---- Given records

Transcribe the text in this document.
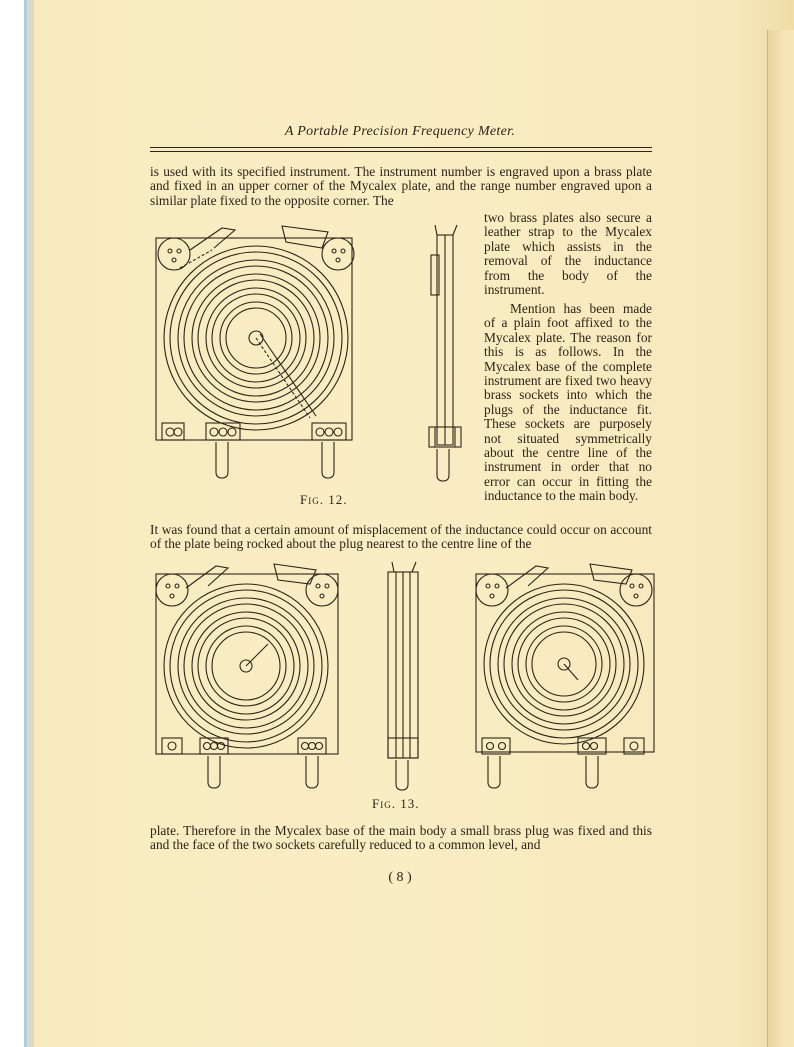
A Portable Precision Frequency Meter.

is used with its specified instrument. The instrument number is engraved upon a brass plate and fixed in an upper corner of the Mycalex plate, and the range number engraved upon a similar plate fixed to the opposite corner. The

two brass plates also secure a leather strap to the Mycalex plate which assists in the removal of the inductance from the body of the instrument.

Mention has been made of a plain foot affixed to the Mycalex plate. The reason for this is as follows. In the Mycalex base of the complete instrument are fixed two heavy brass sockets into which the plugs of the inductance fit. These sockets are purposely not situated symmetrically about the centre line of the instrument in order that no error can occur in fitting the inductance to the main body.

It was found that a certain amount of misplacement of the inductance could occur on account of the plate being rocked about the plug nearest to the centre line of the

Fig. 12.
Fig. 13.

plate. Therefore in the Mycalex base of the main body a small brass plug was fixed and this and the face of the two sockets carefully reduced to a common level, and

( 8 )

--------
---- Given records

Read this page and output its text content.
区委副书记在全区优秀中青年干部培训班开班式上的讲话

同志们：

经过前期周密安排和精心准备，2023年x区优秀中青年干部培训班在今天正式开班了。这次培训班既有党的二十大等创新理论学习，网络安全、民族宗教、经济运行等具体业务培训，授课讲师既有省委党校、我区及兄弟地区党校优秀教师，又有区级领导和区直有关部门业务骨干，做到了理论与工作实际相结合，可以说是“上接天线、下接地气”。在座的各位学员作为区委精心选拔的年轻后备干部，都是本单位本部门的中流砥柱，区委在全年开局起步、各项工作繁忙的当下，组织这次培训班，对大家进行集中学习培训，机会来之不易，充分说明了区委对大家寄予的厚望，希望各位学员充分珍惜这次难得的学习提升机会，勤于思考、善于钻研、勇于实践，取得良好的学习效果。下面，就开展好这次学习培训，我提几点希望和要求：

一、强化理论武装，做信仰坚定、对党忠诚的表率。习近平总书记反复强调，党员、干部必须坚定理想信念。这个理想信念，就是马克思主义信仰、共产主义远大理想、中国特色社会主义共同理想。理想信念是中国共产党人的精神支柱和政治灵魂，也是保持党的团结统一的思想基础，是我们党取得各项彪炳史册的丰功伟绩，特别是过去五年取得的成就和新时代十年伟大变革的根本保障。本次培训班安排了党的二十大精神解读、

--------
---- Given records

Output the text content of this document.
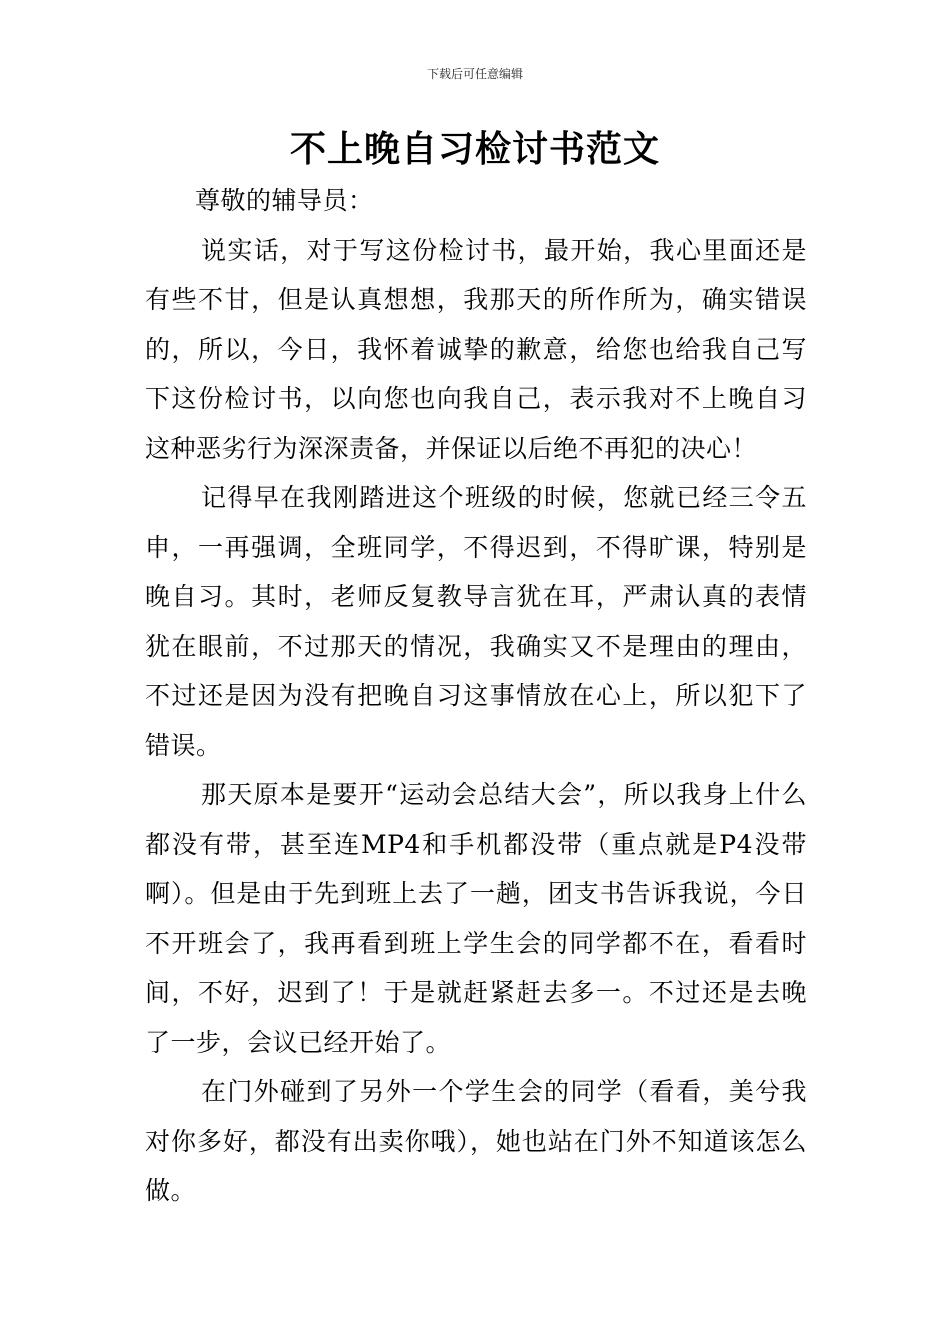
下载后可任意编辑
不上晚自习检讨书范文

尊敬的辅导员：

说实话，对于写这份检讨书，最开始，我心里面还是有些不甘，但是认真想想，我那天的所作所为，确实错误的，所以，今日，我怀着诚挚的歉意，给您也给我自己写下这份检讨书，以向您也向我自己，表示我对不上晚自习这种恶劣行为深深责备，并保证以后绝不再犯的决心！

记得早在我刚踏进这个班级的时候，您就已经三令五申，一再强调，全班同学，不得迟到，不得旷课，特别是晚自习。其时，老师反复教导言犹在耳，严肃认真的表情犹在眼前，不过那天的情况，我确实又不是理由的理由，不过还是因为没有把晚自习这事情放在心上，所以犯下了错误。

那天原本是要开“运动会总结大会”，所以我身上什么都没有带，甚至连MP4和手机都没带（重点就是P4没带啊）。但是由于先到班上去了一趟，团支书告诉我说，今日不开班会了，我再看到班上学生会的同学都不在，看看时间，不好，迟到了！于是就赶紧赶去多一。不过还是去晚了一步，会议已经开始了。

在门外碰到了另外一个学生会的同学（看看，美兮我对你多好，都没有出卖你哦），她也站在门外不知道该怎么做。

--------

*Task description*: Extract every line of the records above that contains the word "document".

*Result*:
Transcribe the text in this document.
Output the text content of this document.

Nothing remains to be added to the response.